• **RECORDS SHOWN**:
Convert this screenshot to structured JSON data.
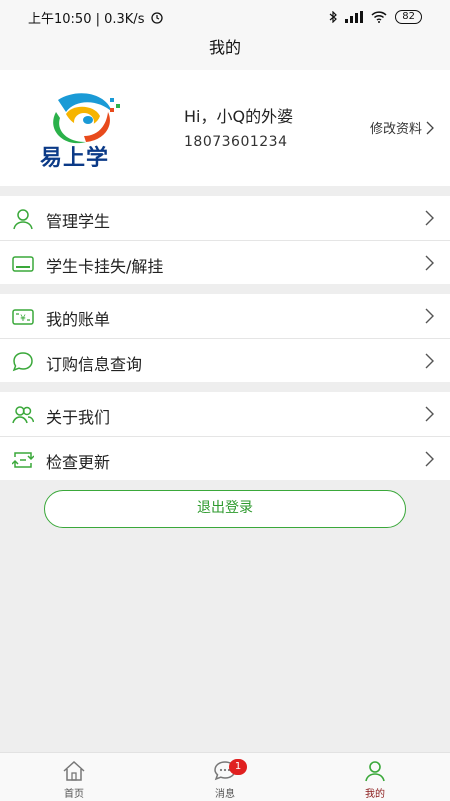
{
  "status_bar": {
    "time": "上午10:50 | 0.3K/s",
    "battery": "82"
  },
  "page_title": "我的",
  "profile": {
    "logo_text": "易上学",
    "greeting": "Hi，小Q的外婆",
    "phone": "18073601234",
    "edit_label": "修改资料"
  },
  "menu_groups": [
    {
      "items": [
        {
          "label": "管理学生",
          "icon": "person-icon"
        },
        {
          "label": "学生卡挂失/解挂",
          "icon": "card-icon"
        }
      ]
    },
    {
      "items": [
        {
          "label": "我的账单",
          "icon": "bill-icon"
        },
        {
          "label": "订购信息查询",
          "icon": "chat-bubble-icon"
        }
      ]
    },
    {
      "items": [
        {
          "label": "关于我们",
          "icon": "group-icon"
        },
        {
          "label": "检查更新",
          "icon": "refresh-icon"
        }
      ]
    }
  ],
  "logout_label": "退出登录",
  "tabs": [
    {
      "label": "首页",
      "icon": "home-icon"
    },
    {
      "label": "消息",
      "icon": "message-icon",
      "badge": "1"
    },
    {
      "label": "我的",
      "icon": "profile-icon",
      "active": true
    }
  ],
  "colors": {
    "accent": "#3aa83a",
    "active_tab": "#8a1a1a",
    "badge": "#e02020",
    "logo_blue": "#0b3a87"
  }
}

• **TASK GOAL**:
Working from the lines above, reproduce the material exactly and exclude its pictures.

• **SOLVED EXERCISE**:
Convert this screenshot to structured JSON data.
{
  "status_bar": {
    "time": "上午10:50 | 0.3K/s",
    "battery": "82"
  },
  "page_title": "我的",
  "profile": {
    "logo_text": "易上学",
    "greeting": "Hi，小Q的外婆",
    "phone": "18073601234",
    "edit_label": "修改资料"
  },
  "menu_groups": [
    {
      "items": [
        {
          "label": "管理学生",
          "icon": "person-icon"
        },
        {
          "label": "学生卡挂失/解挂",
          "icon": "card-icon"
        }
      ]
    },
    {
      "items": [
        {
          "label": "我的账单",
          "icon": "bill-icon"
        },
        {
          "label": "订购信息查询",
          "icon": "chat-bubble-icon"
        }
      ]
    },
    {
      "items": [
        {
          "label": "关于我们",
          "icon": "group-icon"
        },
        {
          "label": "检查更新",
          "icon": "refresh-icon"
        }
      ]
    }
  ],
  "logout_label": "退出登录",
  "tabs": [
    {
      "label": "首页",
      "icon": "home-icon"
    },
    {
      "label": "消息",
      "icon": "message-icon",
      "badge": "1"
    },
    {
      "label": "我的",
      "icon": "profile-icon",
      "active": true
    }
  ],
  "colors": {
    "accent": "#3aa83a",
    "active_tab": "#8a1a1a",
    "badge": "#e02020",
    "logo_blue": "#0b3a87"
  }
}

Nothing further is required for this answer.